**Task goal**: Reproduce the records that follow in full, excluding any picture they contain.

**Extracted records**:

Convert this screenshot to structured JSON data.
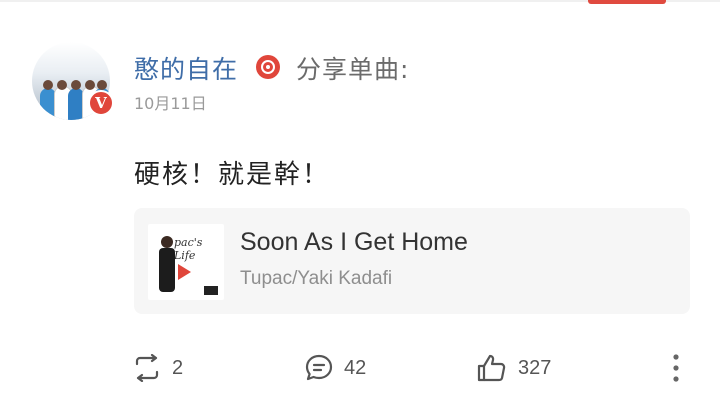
{
  "post": {
    "username": "憨的自在",
    "share_label": "分享单曲:",
    "date": "10月11日",
    "verified_badge": "V",
    "text": "硬核！就是幹！"
  },
  "music": {
    "title": "Soon As I Get Home",
    "artist": "Tupac/Yaki Kadafi",
    "album_art_text": "pac's Life"
  },
  "actions": {
    "repost_count": "2",
    "comment_count": "42",
    "like_count": "327"
  },
  "colors": {
    "username": "#3f6da8",
    "accent": "#e0463b",
    "muted": "#9a9a9a"
  },
  "icons": [
    "music-note-icon",
    "repost-icon",
    "comment-icon",
    "like-icon",
    "more-icon",
    "play-icon"
  ]
}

**Output of the task**:
Convert this screenshot to structured JSON data.
{
  "post": {
    "username": "憨的自在",
    "share_label": "分享单曲:",
    "date": "10月11日",
    "verified_badge": "V",
    "text": "硬核！就是幹！"
  },
  "music": {
    "title": "Soon As I Get Home",
    "artist": "Tupac/Yaki Kadafi",
    "album_art_text": "pac's Life"
  },
  "actions": {
    "repost_count": "2",
    "comment_count": "42",
    "like_count": "327"
  },
  "colors": {
    "username": "#3f6da8",
    "accent": "#e0463b",
    "muted": "#9a9a9a"
  },
  "icons": [
    "music-note-icon",
    "repost-icon",
    "comment-icon",
    "like-icon",
    "more-icon",
    "play-icon"
  ]
}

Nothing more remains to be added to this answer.